#### OBJECTIVE:
All of the records below must be output exactly, with no pictures carried over.

** begin **

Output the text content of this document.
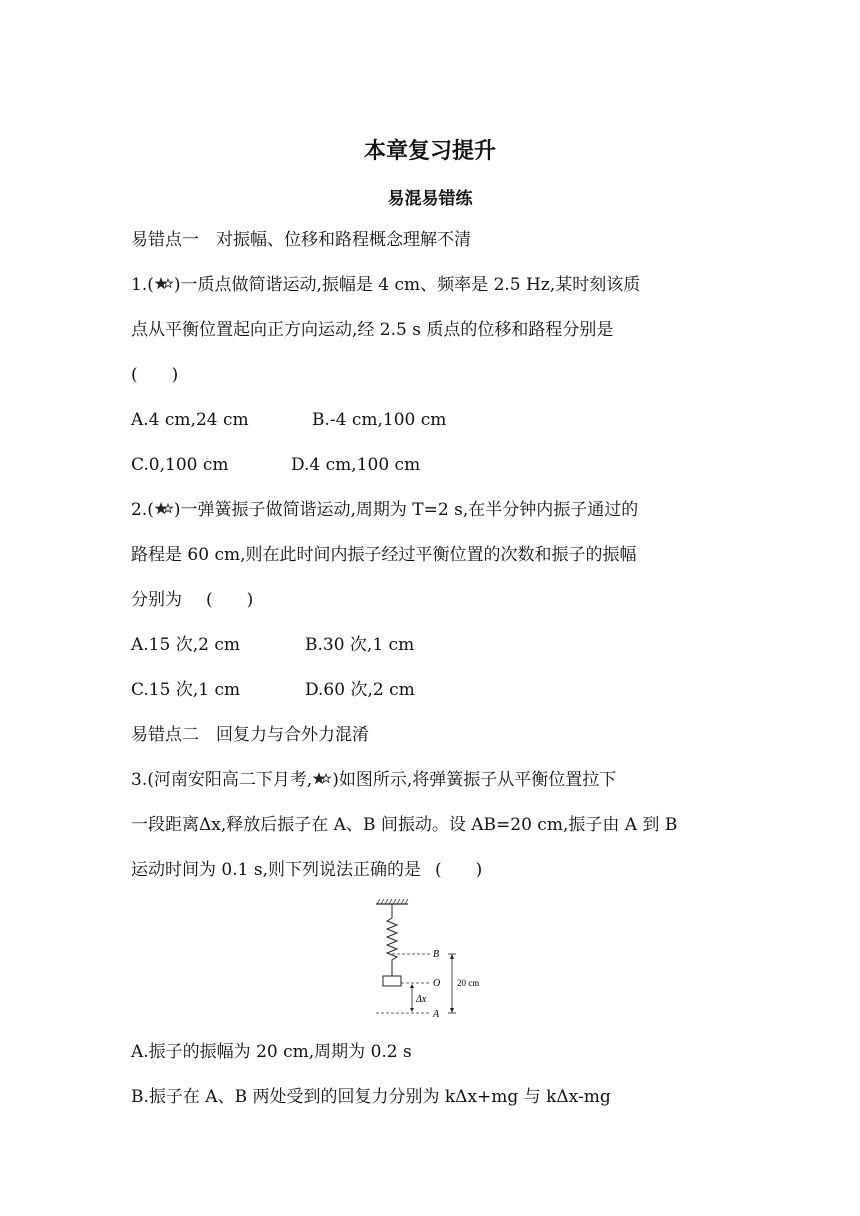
本章复习提升
易混易错练
易错点一　对振幅、位移和路程概念理解不清
1.( )一质点做简谐运动,振幅是 4 cm、频率是 2.5 Hz,某时刻该质
点从平衡位置起向正方向运动,经 2.5 s 质点的位移和路程分别是
(　　)
A.4 cm,24 cm	B.-4 cm,100 cm
C.0,100 cm	D.4 cm,100 cm
2.( )一弹簧振子做简谐运动,周期为 T=2 s,在半分钟内振子通过的
路程是 60 cm,则在此时间内振子经过平衡位置的次数和振子的振幅
分别为 (　　)
A.15 次,2 cm	B.30 次,1 cm
C.15 次,1 cm	D.60 次,2 cm
易错点二　回复力与合外力混淆
3.(河南安阳高二下月考, )如图所示,将弹簧振子从平衡位置拉下
一段距离Δx,释放后振子在 A、B 间振动。设 AB=20 cm,振子由 A 到 B
运动时间为 0.1 s,则下列说法正确的是 (　　)
B
O
A
Δx
20 cm
A.振子的振幅为 20 cm,周期为 0.2 s
B.振子在 A、B 两处受到的回复力分别为 kΔx+mg 与 kΔx-mg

** end **

#### TASK RESPONSE:
Output the text content of this document.
本章复习提升
易混易错练
易错点一　对振幅、位移和路程概念理解不清
1.( )一质点做简谐运动,振幅是 4 cm、频率是 2.5 Hz,某时刻该质
点从平衡位置起向正方向运动,经 2.5 s 质点的位移和路程分别是
(　　)
A.4 cm,24 cm	B.-4 cm,100 cm
C.0,100 cm	D.4 cm,100 cm
2.( )一弹簧振子做简谐运动,周期为 T=2 s,在半分钟内振子通过的
路程是 60 cm,则在此时间内振子经过平衡位置的次数和振子的振幅
分别为 (　　)
A.15 次,2 cm	B.30 次,1 cm
C.15 次,1 cm	D.60 次,2 cm
易错点二　回复力与合外力混淆
3.(河南安阳高二下月考, )如图所示,将弹簧振子从平衡位置拉下
一段距离Δx,释放后振子在 A、B 间振动。设 AB=20 cm,振子由 A 到 B
运动时间为 0.1 s,则下列说法正确的是 (　　)
B
O
A
Δx
20 cm
A.振子的振幅为 20 cm,周期为 0.2 s
B.振子在 A、B 两处受到的回复力分别为 kΔx+mg 与 kΔx-mg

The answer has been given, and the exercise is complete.